**JOB**
Identify every line containing the word "marker" and reproduce each one.

**PROVIDED INFORMATION**

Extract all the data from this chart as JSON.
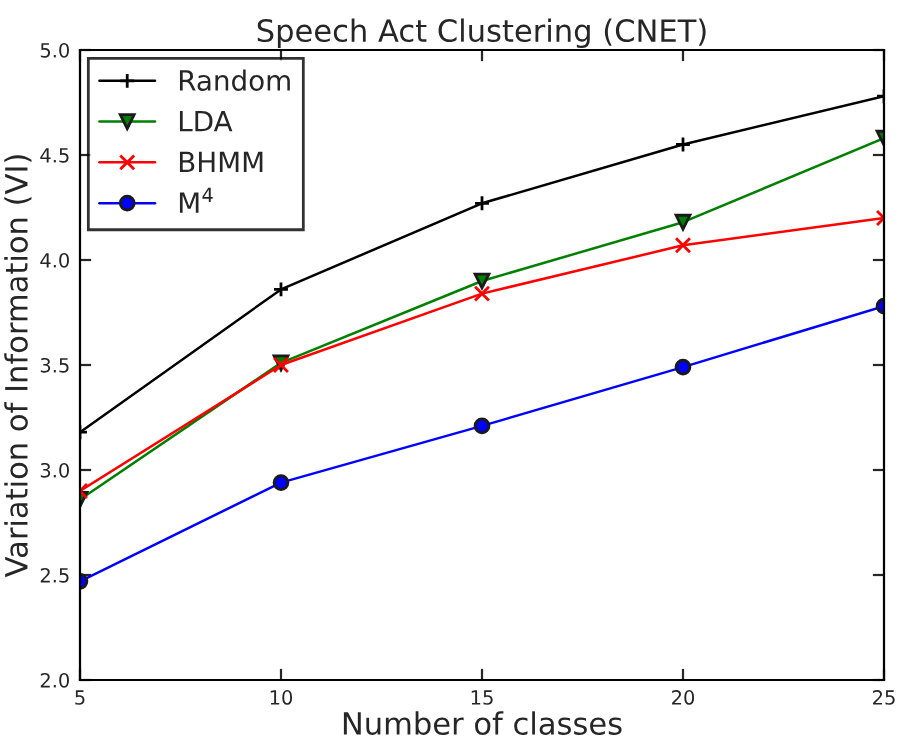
{
  "chart_data": {
    "type": "line",
    "title": "Speech Act Clustering (CNET)",
    "xlabel": "Number of classes",
    "ylabel": "Variation of Information (VI)",
    "x": [
      5,
      10,
      15,
      20,
      25
    ],
    "series": [
      {
        "name": "Random",
        "color": "#000000",
        "marker": "plus",
        "values": [
          3.18,
          3.86,
          4.27,
          4.55,
          4.78
        ]
      },
      {
        "name": "LDA",
        "color": "#008000",
        "marker": "triangle",
        "values": [
          2.86,
          3.51,
          3.9,
          4.18,
          4.58
        ]
      },
      {
        "name": "BHMM",
        "color": "#ff0000",
        "marker": "cross",
        "values": [
          2.9,
          3.5,
          3.84,
          4.07,
          4.2
        ]
      },
      {
        "name": "M$^{4}$",
        "color": "#0000ff",
        "marker": "circle",
        "values": [
          2.47,
          2.94,
          3.21,
          3.49,
          3.78
        ]
      }
    ],
    "xlim": [
      5,
      25
    ],
    "xticks": [
      5,
      10,
      15,
      20,
      25
    ],
    "ylim": [
      2.0,
      5.0
    ],
    "yticks": [
      {
        "value": 2.0,
        "label": "2.0"
      },
      {
        "value": 2.5,
        "label": "2.5"
      },
      {
        "value": 3.0,
        "label": "3.0"
      },
      {
        "value": 3.5,
        "label": "3.5"
      },
      {
        "value": 4.0,
        "label": "4.0"
      },
      {
        "value": 4.5,
        "label": "4.5"
      },
      {
        "value": 5.0,
        "label": "5.0"
      }
    ],
    "grid": false,
    "legend": "top left",
    "line_style": "solid"
  }
}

**EXERCISE SOLUTION**
        "marker": "plus",
        "marker": "triangle",
        "marker": "cross",
        "marker": "circle",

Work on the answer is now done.